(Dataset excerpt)
□ □ □

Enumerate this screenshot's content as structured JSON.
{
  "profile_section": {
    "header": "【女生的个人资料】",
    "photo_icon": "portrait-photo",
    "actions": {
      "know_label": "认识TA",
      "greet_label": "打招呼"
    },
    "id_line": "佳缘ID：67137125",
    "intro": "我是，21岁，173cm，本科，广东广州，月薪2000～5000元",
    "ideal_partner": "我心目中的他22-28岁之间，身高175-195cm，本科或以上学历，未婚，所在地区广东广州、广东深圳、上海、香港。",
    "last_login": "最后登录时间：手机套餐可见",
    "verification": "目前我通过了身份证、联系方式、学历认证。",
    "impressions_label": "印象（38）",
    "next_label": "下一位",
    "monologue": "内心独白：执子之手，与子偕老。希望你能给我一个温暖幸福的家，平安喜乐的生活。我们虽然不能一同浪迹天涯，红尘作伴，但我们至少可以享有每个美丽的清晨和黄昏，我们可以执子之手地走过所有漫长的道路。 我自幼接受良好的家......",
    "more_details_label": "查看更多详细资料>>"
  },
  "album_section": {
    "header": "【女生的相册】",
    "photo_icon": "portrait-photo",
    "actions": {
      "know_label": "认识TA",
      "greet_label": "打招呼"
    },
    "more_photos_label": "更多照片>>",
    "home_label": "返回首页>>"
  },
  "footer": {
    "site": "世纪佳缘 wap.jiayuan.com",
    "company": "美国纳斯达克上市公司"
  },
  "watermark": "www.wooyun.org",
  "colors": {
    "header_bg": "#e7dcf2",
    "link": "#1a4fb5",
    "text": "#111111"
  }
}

□ □ □

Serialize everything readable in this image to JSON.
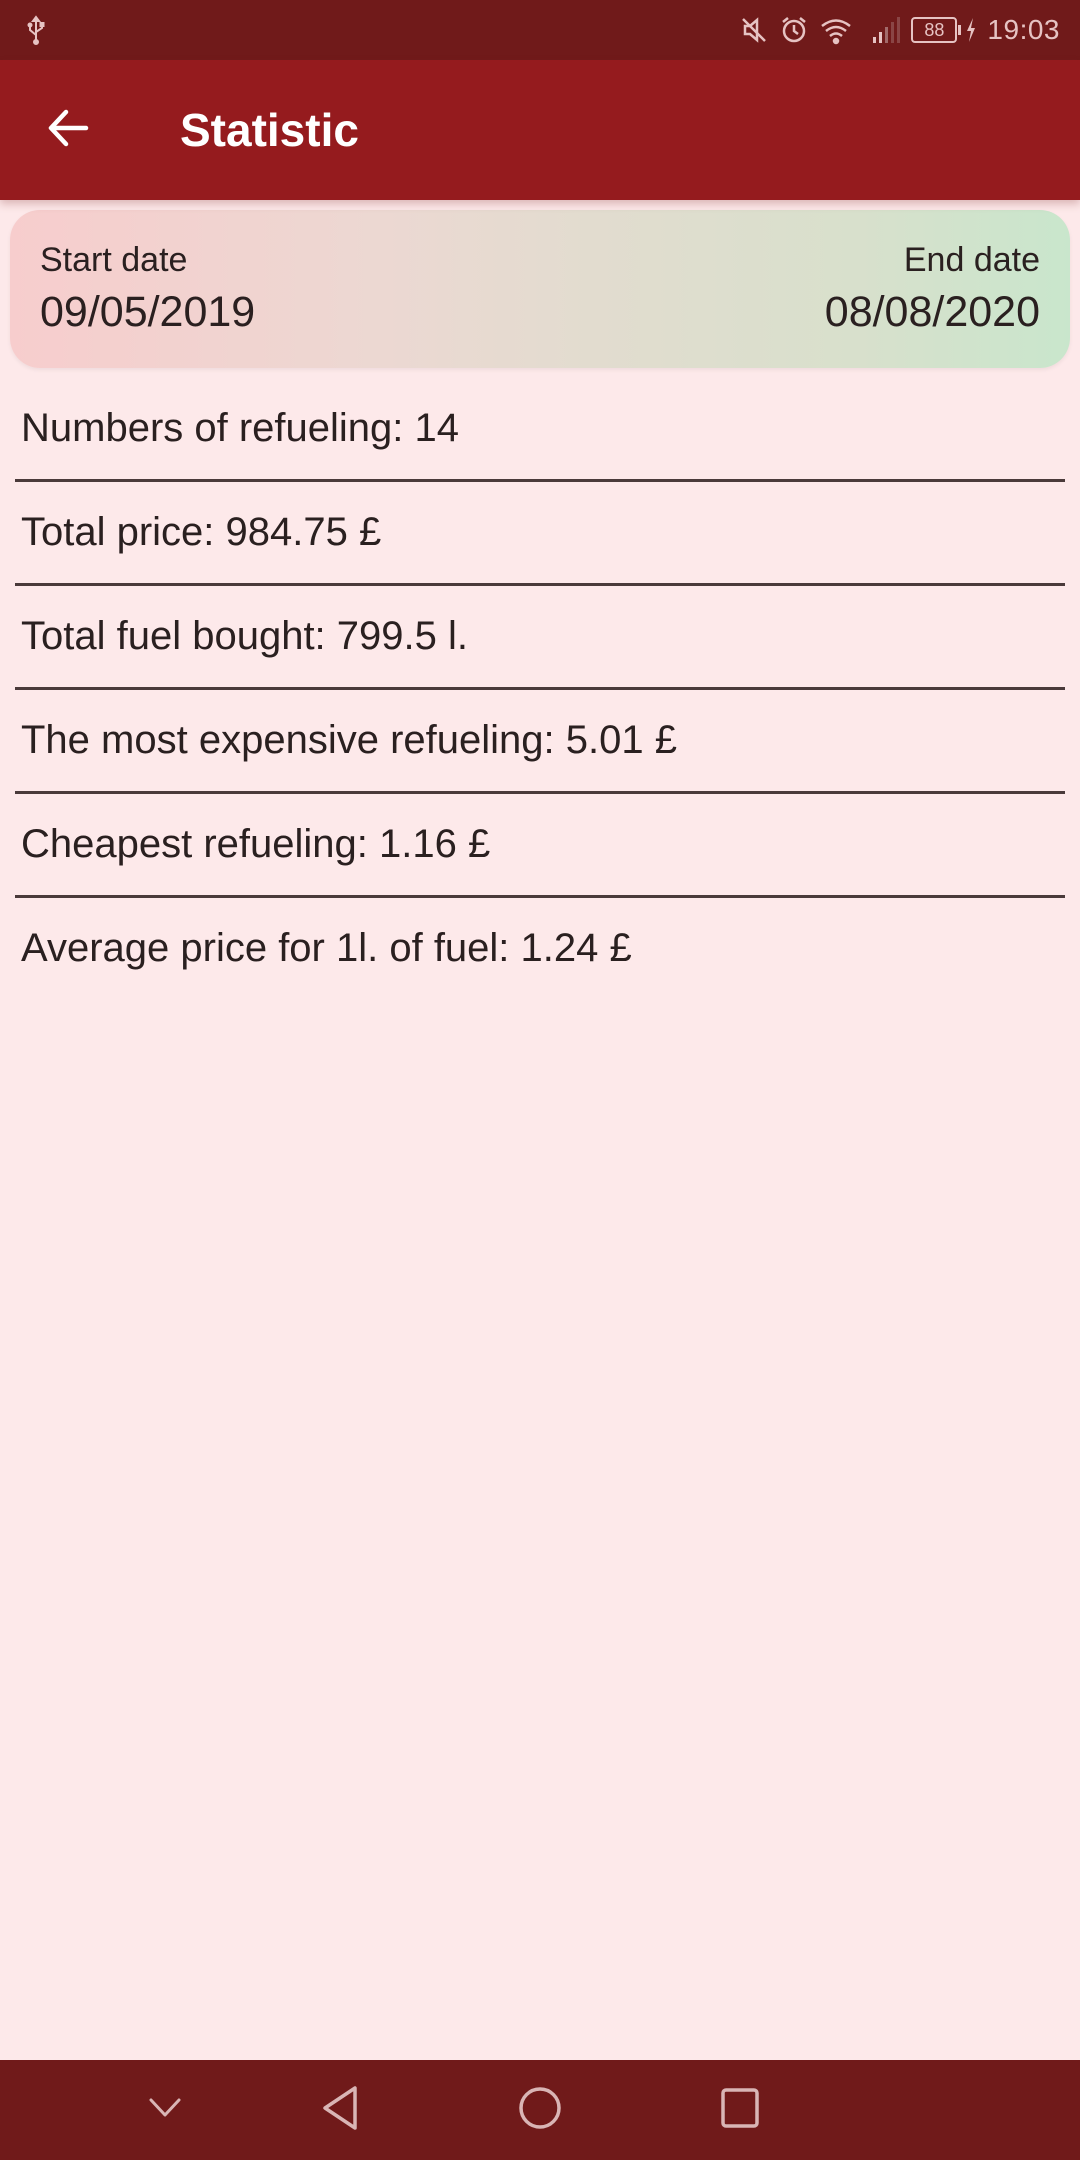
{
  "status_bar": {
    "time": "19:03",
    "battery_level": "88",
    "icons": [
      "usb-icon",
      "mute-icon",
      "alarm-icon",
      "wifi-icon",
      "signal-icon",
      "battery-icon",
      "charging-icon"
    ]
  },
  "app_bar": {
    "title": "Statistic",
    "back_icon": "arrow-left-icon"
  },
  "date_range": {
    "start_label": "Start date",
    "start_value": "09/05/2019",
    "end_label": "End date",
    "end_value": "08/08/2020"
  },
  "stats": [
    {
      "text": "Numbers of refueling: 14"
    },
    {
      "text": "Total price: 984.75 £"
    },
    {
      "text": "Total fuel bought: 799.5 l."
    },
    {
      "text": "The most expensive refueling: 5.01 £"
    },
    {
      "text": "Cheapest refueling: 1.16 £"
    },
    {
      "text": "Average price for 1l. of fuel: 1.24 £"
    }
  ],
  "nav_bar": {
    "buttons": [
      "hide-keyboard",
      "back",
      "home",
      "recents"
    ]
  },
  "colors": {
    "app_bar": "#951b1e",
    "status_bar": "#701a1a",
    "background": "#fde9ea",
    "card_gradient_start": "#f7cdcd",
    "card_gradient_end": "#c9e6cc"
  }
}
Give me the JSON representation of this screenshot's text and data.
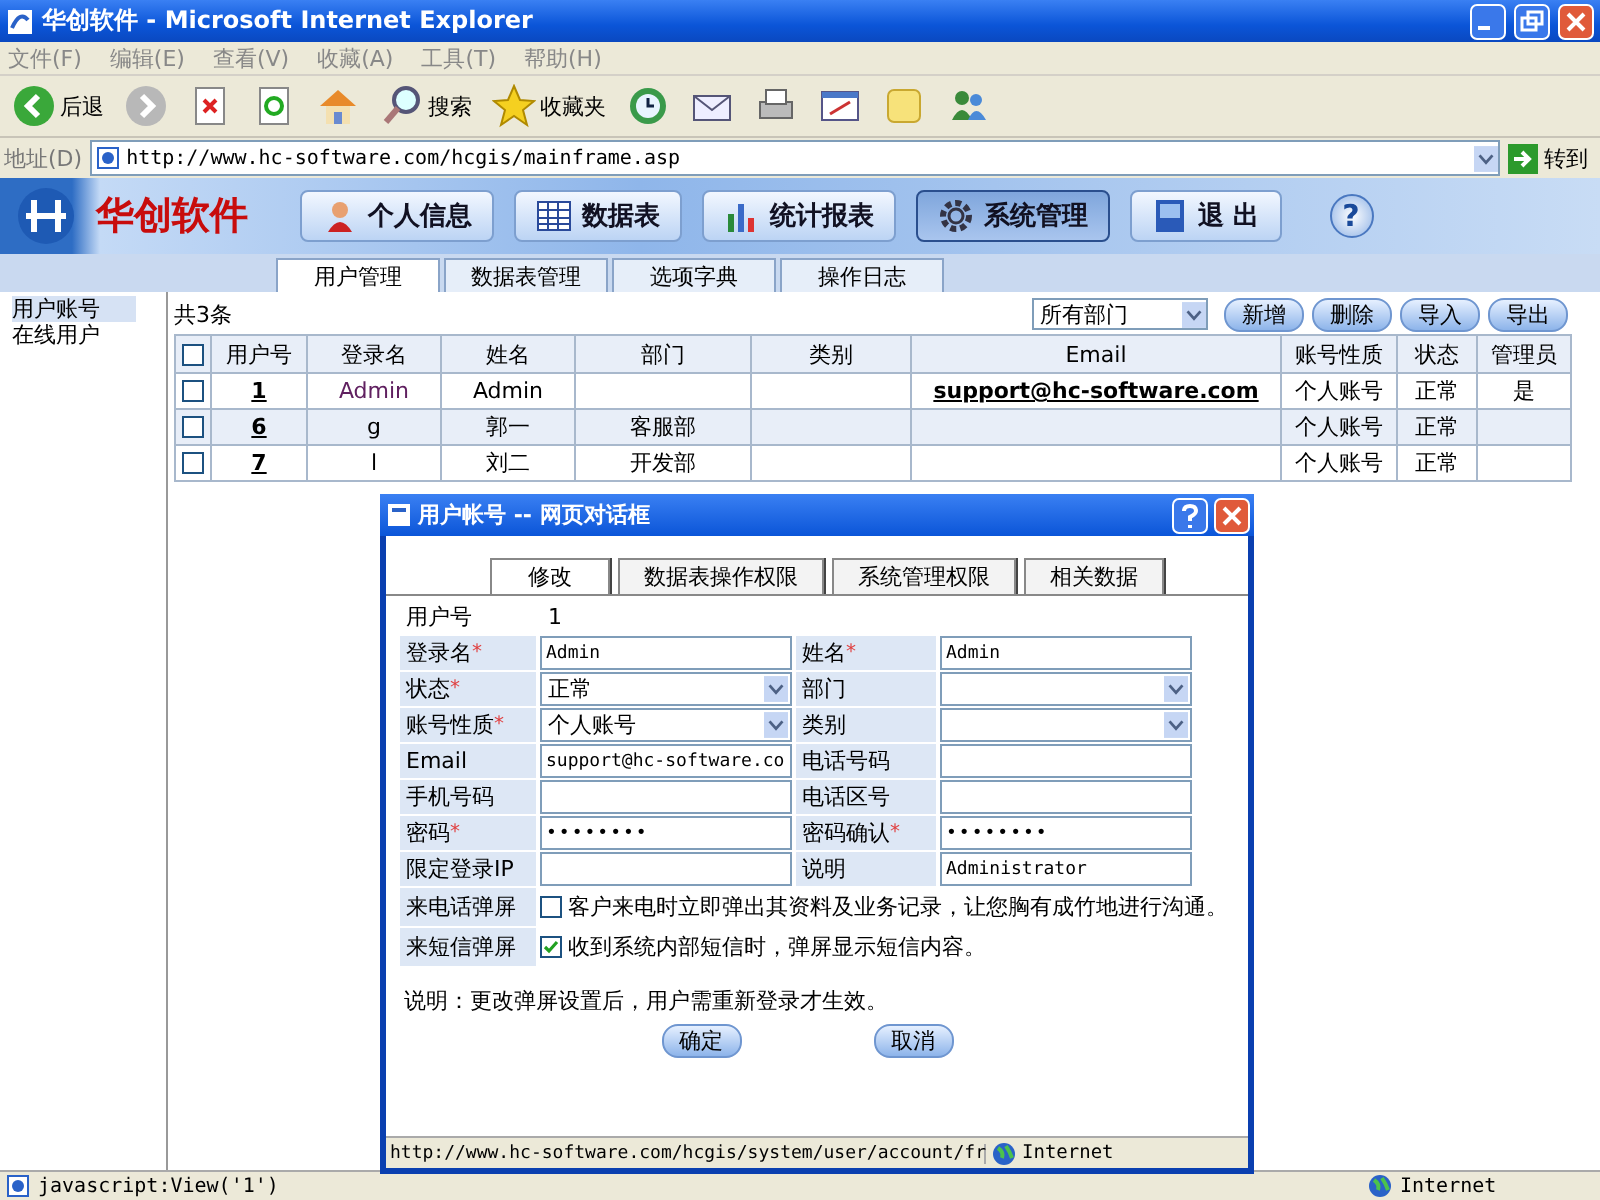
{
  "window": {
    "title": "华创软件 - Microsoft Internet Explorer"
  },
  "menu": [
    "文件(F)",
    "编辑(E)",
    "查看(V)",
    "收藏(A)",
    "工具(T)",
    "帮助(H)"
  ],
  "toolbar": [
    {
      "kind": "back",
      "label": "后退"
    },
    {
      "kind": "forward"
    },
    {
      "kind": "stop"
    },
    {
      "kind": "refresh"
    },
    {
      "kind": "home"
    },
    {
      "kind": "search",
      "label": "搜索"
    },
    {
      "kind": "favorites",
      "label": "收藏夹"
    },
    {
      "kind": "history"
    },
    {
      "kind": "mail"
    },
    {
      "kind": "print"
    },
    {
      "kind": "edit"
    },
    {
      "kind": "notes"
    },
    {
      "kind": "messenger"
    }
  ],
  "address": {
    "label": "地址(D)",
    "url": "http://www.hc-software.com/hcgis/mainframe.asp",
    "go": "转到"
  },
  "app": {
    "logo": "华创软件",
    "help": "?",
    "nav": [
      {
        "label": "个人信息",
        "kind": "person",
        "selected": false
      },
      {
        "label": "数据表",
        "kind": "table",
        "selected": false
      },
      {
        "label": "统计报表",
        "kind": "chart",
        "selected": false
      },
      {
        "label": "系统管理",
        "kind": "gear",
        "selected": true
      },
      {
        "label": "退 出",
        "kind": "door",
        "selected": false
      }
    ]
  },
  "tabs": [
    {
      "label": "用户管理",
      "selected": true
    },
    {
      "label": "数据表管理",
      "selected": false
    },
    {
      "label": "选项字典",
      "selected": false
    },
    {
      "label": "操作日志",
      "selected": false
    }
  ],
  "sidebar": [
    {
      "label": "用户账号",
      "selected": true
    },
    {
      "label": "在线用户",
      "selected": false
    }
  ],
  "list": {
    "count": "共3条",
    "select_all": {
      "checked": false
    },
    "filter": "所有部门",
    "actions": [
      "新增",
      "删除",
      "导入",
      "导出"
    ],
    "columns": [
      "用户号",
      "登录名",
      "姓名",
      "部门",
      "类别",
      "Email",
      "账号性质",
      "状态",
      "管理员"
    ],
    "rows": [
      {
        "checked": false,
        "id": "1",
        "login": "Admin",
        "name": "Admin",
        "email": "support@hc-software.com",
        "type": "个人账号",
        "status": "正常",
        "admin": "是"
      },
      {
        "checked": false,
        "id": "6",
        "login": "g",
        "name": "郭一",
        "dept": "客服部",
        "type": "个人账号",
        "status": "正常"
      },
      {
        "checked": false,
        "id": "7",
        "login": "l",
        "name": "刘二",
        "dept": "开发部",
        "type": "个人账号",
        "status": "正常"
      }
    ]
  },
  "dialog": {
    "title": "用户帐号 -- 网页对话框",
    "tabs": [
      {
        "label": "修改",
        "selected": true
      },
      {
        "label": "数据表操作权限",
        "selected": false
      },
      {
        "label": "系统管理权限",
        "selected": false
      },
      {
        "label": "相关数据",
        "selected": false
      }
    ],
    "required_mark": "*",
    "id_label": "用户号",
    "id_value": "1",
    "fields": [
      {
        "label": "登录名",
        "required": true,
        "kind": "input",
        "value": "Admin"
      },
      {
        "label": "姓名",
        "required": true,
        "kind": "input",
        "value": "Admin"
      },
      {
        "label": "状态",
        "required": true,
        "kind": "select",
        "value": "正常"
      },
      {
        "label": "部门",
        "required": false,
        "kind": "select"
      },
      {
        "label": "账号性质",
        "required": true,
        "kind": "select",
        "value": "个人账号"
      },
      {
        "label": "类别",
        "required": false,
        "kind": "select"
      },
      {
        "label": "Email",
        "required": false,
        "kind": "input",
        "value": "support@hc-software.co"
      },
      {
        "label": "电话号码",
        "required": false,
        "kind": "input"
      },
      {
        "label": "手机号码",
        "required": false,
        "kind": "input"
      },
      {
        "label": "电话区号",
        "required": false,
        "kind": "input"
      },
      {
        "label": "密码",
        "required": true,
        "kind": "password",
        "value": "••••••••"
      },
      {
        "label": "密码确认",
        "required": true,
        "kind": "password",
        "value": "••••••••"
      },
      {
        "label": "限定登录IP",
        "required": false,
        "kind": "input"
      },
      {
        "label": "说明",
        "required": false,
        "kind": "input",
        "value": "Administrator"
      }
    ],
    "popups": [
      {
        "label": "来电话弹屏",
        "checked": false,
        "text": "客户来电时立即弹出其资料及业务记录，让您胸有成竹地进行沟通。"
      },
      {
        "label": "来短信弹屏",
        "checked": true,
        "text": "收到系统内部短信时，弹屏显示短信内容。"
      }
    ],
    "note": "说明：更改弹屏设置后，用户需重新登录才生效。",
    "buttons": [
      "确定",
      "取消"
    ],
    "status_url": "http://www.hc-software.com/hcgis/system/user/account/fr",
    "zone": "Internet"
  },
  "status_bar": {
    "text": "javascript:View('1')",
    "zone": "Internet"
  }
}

□ □ □

§ **Prompt**: Pull out every line of the records that includes the string "screenshot".

§ **The answer**:
Enumerate this screenshot's content as structured JSON.
Give me the JSON representation of this screenshot's text and data.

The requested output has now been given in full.